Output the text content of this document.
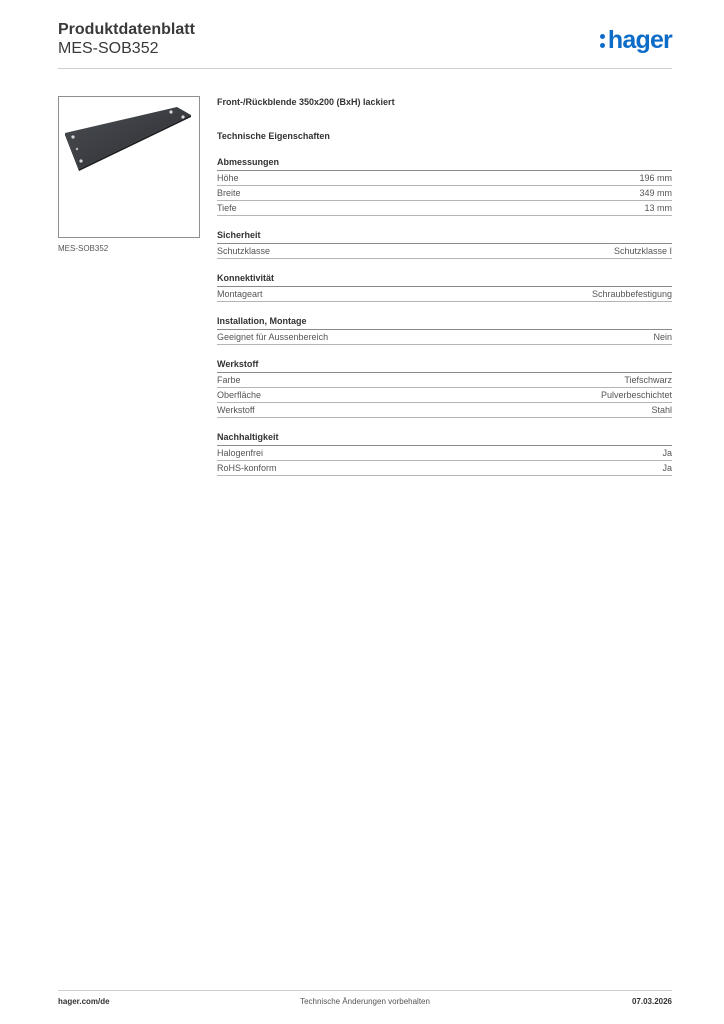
Produktdatenblatt
MES-SOB352	hager
MES-SOB352
Front-/Rückblende 350x200 (BxH) lackiert
Technische Eigenschaften
Abmessungen
Höhe	196 mm
Breite	349 mm
Tiefe	13 mm
Sicherheit
Schutzklasse	Schutzklasse I
Konnektivität
Montageart	Schraubbefestigung
Installation, Montage
Geeignet für Aussenbereich	Nein
Werkstoff
Farbe	Tiefschwarz
Oberfläche	Pulverbeschichtet
Werkstoff	Stahl
Nachhaltigkeit
Halogenfrei	Ja
RoHS-konform	Ja
hager.com/de	Technische Änderungen vorbehalten	07.03.2026
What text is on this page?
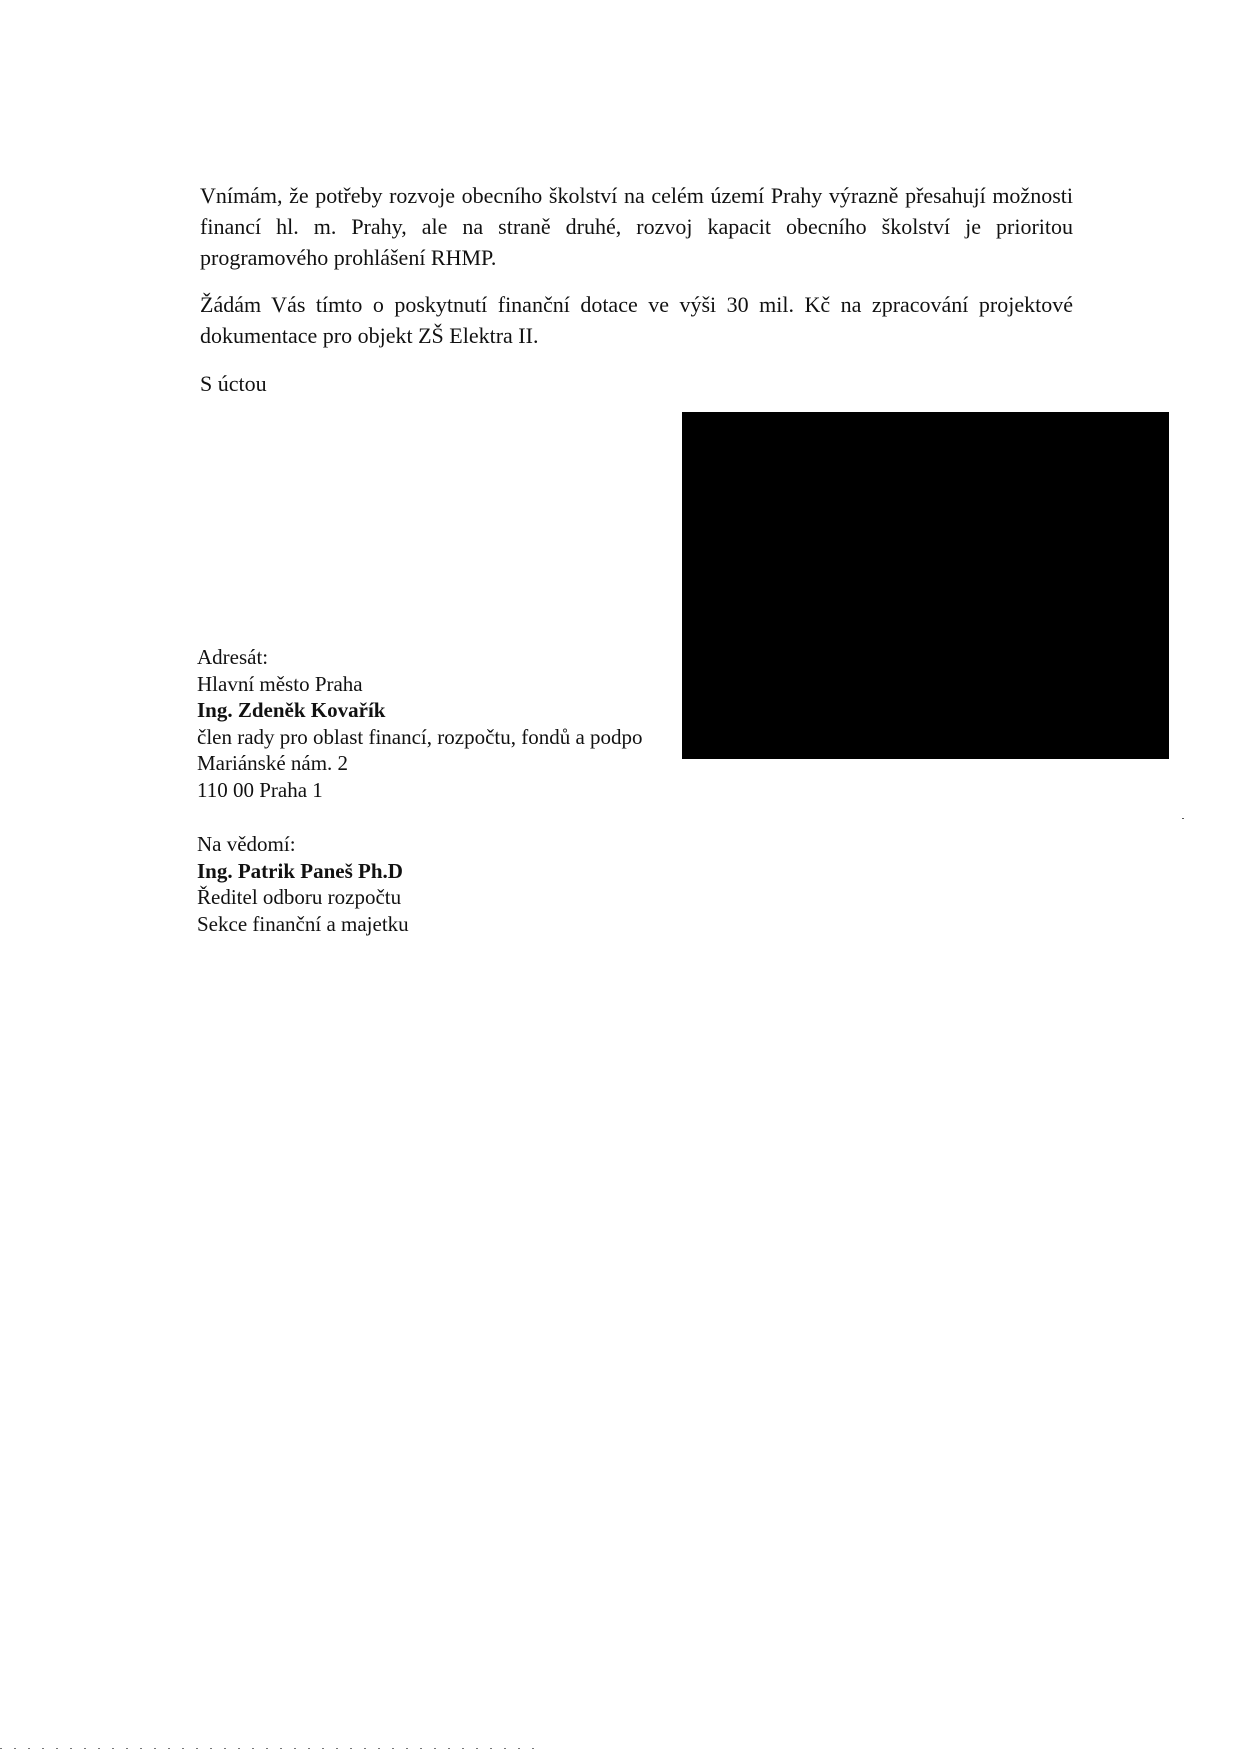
Vnímám, že potřeby rozvoje obecního školství na celém území Prahy výrazně přesahují možnosti financí hl. m. Prahy, ale na straně druhé, rozvoj kapacit obecního školství je prioritou programového prohlášení RHMP.

Žádám Vás tímto o poskytnutí finanční dotace ve výši 30 mil. Kč na zpracování projektové dokumentace pro objekt ZŠ Elektra II.

S úctou

Adresát:
Hlavní město Praha
Ing. Zdeněk Kovařík
člen rady pro oblast financí, rozpočtu, fondů a podpo
Mariánské nám. 2
110 00 Praha 1
Na vědomí:
Ing. Patrik Paneš Ph.D
Ředitel odboru rozpočtu
Sekce finanční a majetku
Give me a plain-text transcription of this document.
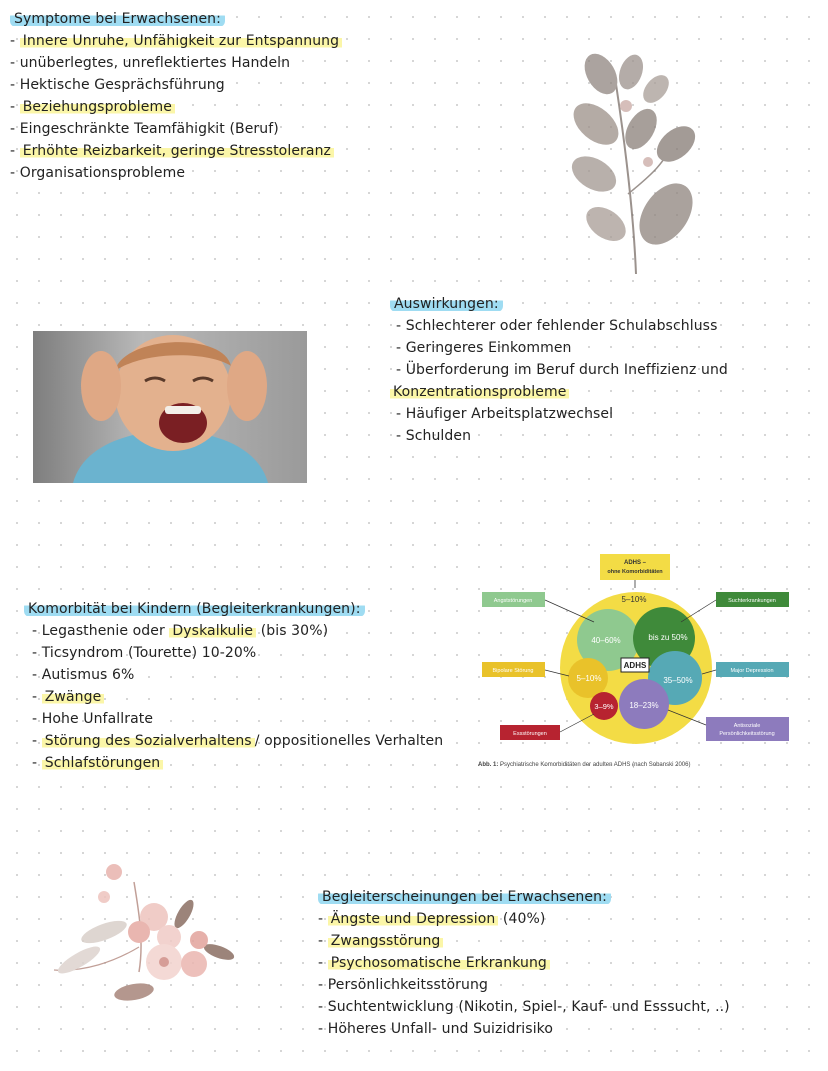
Symptome bei Erwachsenen:
- Innere Unruhe, Unfähigkeit zur Entspannung
- unüberlegtes, unreflektiertes Handeln
- Hektische Gesprächsführung
- Beziehungsprobleme
- Eingeschränkte Teamfähigkit (Beruf)
- Erhöhte Reizbarkeit, geringe Stresstoleranz
- Organisationsprobleme
Auswirkungen:
- Schlechterer oder fehlender Schulabschluss
- Geringeres Einkommen
- Überforderung im Beruf durch Ineffizienz und
Konzentrationsprobleme
- Häufiger Arbeitsplatzwechsel
- Schulden
Komorbität bei Kindern (Begleiterkrankungen):
- Legasthenie oder Dyskalkulie (bis 30%)
- Ticsyndrom (Tourette) 10-20%
- Autismus 6%
- Zwänge
- Hohe Unfallrate
- Störung des Sozialverhaltens / oppositionelles Verhalten
- Schlafstörungen
ADHS –
ohne Komorbiditäten
5–10%
40–60%	bis zu 50%
5–10%	35–50%
18–23%
3–9%
ADHS
Angststörungen	Suchterkrankungen
Bipolare Störung	Major Depression
Essstörungen
Antisoziale
Persönlichkeitsstörung
Abb. 1: Psychiatrische Komorbiditäten der adulten ADHS (nach Sobanski 2006)
Begleiterscheinungen bei Erwachsenen:
- Ängste und Depression (40%)
- Zwangsstörung
- Psychosomatische Erkrankung
- Persönlichkeitsstörung
- Suchtentwicklung (Nikotin, Spiel-, Kauf- und Esssucht, ..)
- Höheres Unfall- und Suizidrisiko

→ WRITTEN PROBLEM: Output only the lines from the line that contains "Give me a plain-text" through the end of the material, both ends included, and skip every picture.

→ RESULT OF THIS EXERCISE:
Give me a plain-text transcription of this document.
Symptome bei Erwachsenen:
- Innere Unruhe, Unfähigkeit zur Entspannung
- unüberlegtes, unreflektiertes Handeln
- Hektische Gesprächsführung
- Beziehungsprobleme
- Eingeschränkte Teamfähigkit (Beruf)
- Erhöhte Reizbarkeit, geringe Stresstoleranz
- Organisationsprobleme
Auswirkungen:
- Schlechterer oder fehlender Schulabschluss
- Geringeres Einkommen
- Überforderung im Beruf durch Ineffizienz und
Konzentrationsprobleme
- Häufiger Arbeitsplatzwechsel
- Schulden
Komorbität bei Kindern (Begleiterkrankungen):
- Legasthenie oder Dyskalkulie (bis 30%)
- Ticsyndrom (Tourette) 10-20%
- Autismus 6%
- Zwänge
- Hohe Unfallrate
- Störung des Sozialverhaltens / oppositionelles Verhalten
- Schlafstörungen
ADHS –
ohne Komorbiditäten
5–10%
40–60%	bis zu 50%
5–10%	35–50%
18–23%
3–9%
ADHS
Angststörungen	Suchterkrankungen
Bipolare Störung	Major Depression
Essstörungen
Antisoziale
Persönlichkeitsstörung
Abb. 1: Psychiatrische Komorbiditäten der adulten ADHS (nach Sobanski 2006)
Begleiterscheinungen bei Erwachsenen:
- Ängste und Depression (40%)
- Zwangsstörung
- Psychosomatische Erkrankung
- Persönlichkeitsstörung
- Suchtentwicklung (Nikotin, Spiel-, Kauf- und Esssucht, ..)
- Höheres Unfall- und Suizidrisiko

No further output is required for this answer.